Stored items from a collection
# # # #

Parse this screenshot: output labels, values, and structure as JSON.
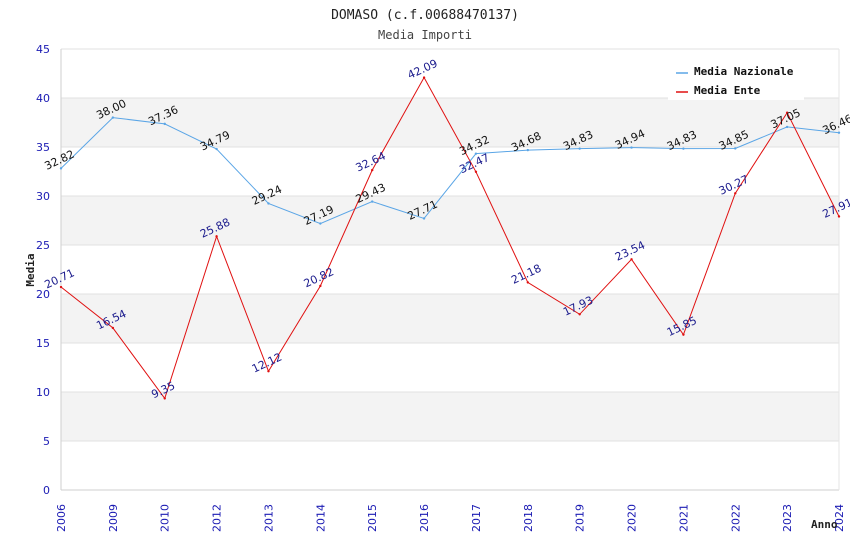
{
  "chart_data": {
    "type": "line",
    "title": "DOMASO (c.f.00688470137)",
    "subtitle": "Media Importi",
    "ylabel": "Media",
    "xlabel": "Anno",
    "ylim": [
      0,
      45
    ],
    "yticks": [
      0,
      5,
      10,
      15,
      20,
      25,
      30,
      35,
      40,
      45
    ],
    "categories": [
      "2006",
      "2009",
      "2010",
      "2012",
      "2013",
      "2014",
      "2015",
      "2016",
      "2017",
      "2018",
      "2019",
      "2020",
      "2021",
      "2022",
      "2023",
      "2024"
    ],
    "series": [
      {
        "name": "Media Nazionale",
        "color": "#5aa5e6",
        "values": [
          32.82,
          38.0,
          37.36,
          34.79,
          29.24,
          27.19,
          29.43,
          27.71,
          34.32,
          34.68,
          34.83,
          34.94,
          34.83,
          34.85,
          37.05,
          36.46
        ],
        "labels": [
          "32.82",
          "38.00",
          "37.36",
          "34.79",
          "29.24",
          "27.19",
          "29.43",
          "27.71",
          "34.32",
          "34.68",
          "34.83",
          "34.94",
          "34.83",
          "34.85",
          "37.05",
          "36.46"
        ]
      },
      {
        "name": "Media Ente",
        "color": "#e01010",
        "values": [
          20.71,
          16.54,
          9.35,
          25.88,
          12.12,
          20.82,
          32.64,
          42.09,
          32.47,
          21.18,
          17.93,
          23.54,
          15.85,
          30.27,
          38.5,
          27.91
        ],
        "labels": [
          "20.71",
          "16.54",
          "9.35",
          "25.88",
          "12.12",
          "20.82",
          "32.64",
          "42.09",
          "32.47",
          "21.18",
          "17.93",
          "23.54",
          "15.85",
          "30.27",
          "",
          "27.91"
        ]
      }
    ],
    "legend": "top-right",
    "grid": "alternating horizontal bands"
  }
}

# # # #

## Job
Reproduce the listing word for word and omit its pictures.

## Exercise solution
Parse this screenshot: output labels, values, and structure as JSON.
{
  "chart_data": {
    "type": "line",
    "title": "DOMASO (c.f.00688470137)",
    "subtitle": "Media Importi",
    "ylabel": "Media",
    "xlabel": "Anno",
    "ylim": [
      0,
      45
    ],
    "yticks": [
      0,
      5,
      10,
      15,
      20,
      25,
      30,
      35,
      40,
      45
    ],
    "categories": [
      "2006",
      "2009",
      "2010",
      "2012",
      "2013",
      "2014",
      "2015",
      "2016",
      "2017",
      "2018",
      "2019",
      "2020",
      "2021",
      "2022",
      "2023",
      "2024"
    ],
    "series": [
      {
        "name": "Media Nazionale",
        "color": "#5aa5e6",
        "values": [
          32.82,
          38.0,
          37.36,
          34.79,
          29.24,
          27.19,
          29.43,
          27.71,
          34.32,
          34.68,
          34.83,
          34.94,
          34.83,
          34.85,
          37.05,
          36.46
        ],
        "labels": [
          "32.82",
          "38.00",
          "37.36",
          "34.79",
          "29.24",
          "27.19",
          "29.43",
          "27.71",
          "34.32",
          "34.68",
          "34.83",
          "34.94",
          "34.83",
          "34.85",
          "37.05",
          "36.46"
        ]
      },
      {
        "name": "Media Ente",
        "color": "#e01010",
        "values": [
          20.71,
          16.54,
          9.35,
          25.88,
          12.12,
          20.82,
          32.64,
          42.09,
          32.47,
          21.18,
          17.93,
          23.54,
          15.85,
          30.27,
          38.5,
          27.91
        ],
        "labels": [
          "20.71",
          "16.54",
          "9.35",
          "25.88",
          "12.12",
          "20.82",
          "32.64",
          "42.09",
          "32.47",
          "21.18",
          "17.93",
          "23.54",
          "15.85",
          "30.27",
          "",
          "27.91"
        ]
      }
    ],
    "legend": "top-right",
    "grid": "alternating horizontal bands"
  }
}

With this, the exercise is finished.